_PROVIDED PASSAGE_
The most general of the two facilities is controlled by the variable format-alist, a list of file format specifications, which describe textual representations used in files for the data in an Emacs buffer. The descriptions for reading and writing are paired, which is why we call this “round-trip” specification (see Format Conversion Piecemeal, for non-paired specification).

— Variable: format-alist

This list contains one format definition for each defined file format. Each format definition is a list of this form:

          (name doc-string regexp from-fn to-fn modify mode-fn preserve)

Here is what the elements in a format definition mean:

name
The name of this format.
doc-string
A documentation string for the format.
regexp
A regular expression which is used to recognize files represented in this format. If nil, the format is never applied automatically.
from-fn
A shell command or function to decode data in this format (to convert file data into the usual Emacs data representation).

A shell command is represented as a string; Emacs runs the command as a filter to perform the conversion.

If from-fn is a function, it is called with two arguments, begin and end, which specify the part of the buffer it should convert. It should convert the text by editing it in place. Since this can change the length of the text, from-fn should return the modified end position.

One responsibility of from-fn is to make sure that the beginning of the file no longer matches regexp. Otherwise it is likely to get called again. Also, from-fn must not involve buffers or files other than the one being decoded, otherwise the internal buffer used for formatting might be overwritten.

to-fn
A shell command or function to encode data in this format—that is, to convert the usual Emacs data representation into this format.

If to-fn is a string, it is a shell command; Emacs runs the command as a filter to perform the conversion.

If to-fn is a function, it is called with three arguments: begin and end, which specify the part of the buffer it should convert, and buffer, which specifies which buffer. There are two ways it can do the conversion:

to-fn must not involve buffers or files other than the one being encoded, otherwise the internal buffer used for formatting might be overwritten.

modify
A flag, t if the encoding function modifies the buffer, and nil if it works by returning a list of annotations.

_WHAT IS ASKED_
1) Please answer these questions about the format-alist passage:
(a) What happens to a format whose regexp is nil?
(b) What value should from-fn return when it is a function?
(c) What is the value of modify when the encoding function works by returning a list of annotations?
2) Carry on the format-alist passage from its last sentence.
The entries after this point have no connection to the format-alist passage.

[Records from a collection]
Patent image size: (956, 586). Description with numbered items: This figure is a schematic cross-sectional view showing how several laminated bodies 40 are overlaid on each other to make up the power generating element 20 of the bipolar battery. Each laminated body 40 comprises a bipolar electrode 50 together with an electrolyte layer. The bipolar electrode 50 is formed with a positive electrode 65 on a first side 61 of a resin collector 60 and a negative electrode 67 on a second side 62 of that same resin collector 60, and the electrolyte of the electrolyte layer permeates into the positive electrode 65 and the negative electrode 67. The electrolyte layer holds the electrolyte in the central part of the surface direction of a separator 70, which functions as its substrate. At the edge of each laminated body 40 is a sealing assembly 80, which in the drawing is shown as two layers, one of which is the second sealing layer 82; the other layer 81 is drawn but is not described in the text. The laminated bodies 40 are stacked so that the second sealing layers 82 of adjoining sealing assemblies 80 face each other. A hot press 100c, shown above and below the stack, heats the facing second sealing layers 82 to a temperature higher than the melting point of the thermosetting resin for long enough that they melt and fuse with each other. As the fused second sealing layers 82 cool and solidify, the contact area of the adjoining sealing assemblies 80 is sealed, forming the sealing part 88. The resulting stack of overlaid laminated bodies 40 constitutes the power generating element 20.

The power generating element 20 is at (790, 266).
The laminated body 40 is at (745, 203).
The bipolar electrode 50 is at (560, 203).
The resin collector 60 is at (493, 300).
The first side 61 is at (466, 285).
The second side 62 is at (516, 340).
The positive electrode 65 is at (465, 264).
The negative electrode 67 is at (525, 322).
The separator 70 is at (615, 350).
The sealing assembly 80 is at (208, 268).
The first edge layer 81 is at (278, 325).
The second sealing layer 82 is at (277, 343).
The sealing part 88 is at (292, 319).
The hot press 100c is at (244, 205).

_RESULTS OF THE TASKS_
1)
(a) The format is never applied automatically.
(b) The modified end position.
(c) nil

2)
mode-fn
A minor-mode function to call after visiting a file converted from this format. The function is called with one argument, the integer 1; that tells a minor-mode function to enable the mode.
preserve
A flag, t if format-write-file should not remove this format from buffer-file-format.

The function insert-file-contents automatically recognizes file formats when it reads the specified file. It checks the text of the beginning of the file against the regular expressions of the format definitions, and if it finds a match, it calls the decoding function for that format. Then it checks all the known formats over again. It keeps checking them until none of them is applicable.

Visiting a file, with find-file-noselect or the commands that use it, performs conversion likewise (because it calls insert-file-contents); it also calls the mode function for each format that it decodes. It stores a list of the format names in the buffer-local variable buffer-file-format.

— Variable: buffer-file-format

This variable states the format of the visited file. More precisely, this is a list of the file format names that were decoded in the course of visiting the current buffer's file. It is always buffer-local in all buffers.

When write-region writes data into a file, it first calls the encoding functions for the formats listed in buffer-file-format, in the order of appearance in the list.

— Command: format-write-file file format &optional confirm

This command writes the current buffer contents into the file file in a format based on format, which is a list of format names. It constructs the actual format starting from format, then appending any elements from the value of buffer-file-format with a non-nil preserve flag (see above), if they are not already present in format. It then updates buffer-file-format with this format, making it the default for future saves. Except for the format argument, this command is similar to write-file. In particular, confirm has the same meaning and interactive treatment as the corresponding argument to write-file. See Definition of write-file.

— Command: format-find-file file format

This command finds the file file, converting it according to format format. It also makes format the default if the buffer is saved later.

The argument format is a list of format names. If format is nil, no conversion takes place. Interactively, typing just <RET> for format specifies nil.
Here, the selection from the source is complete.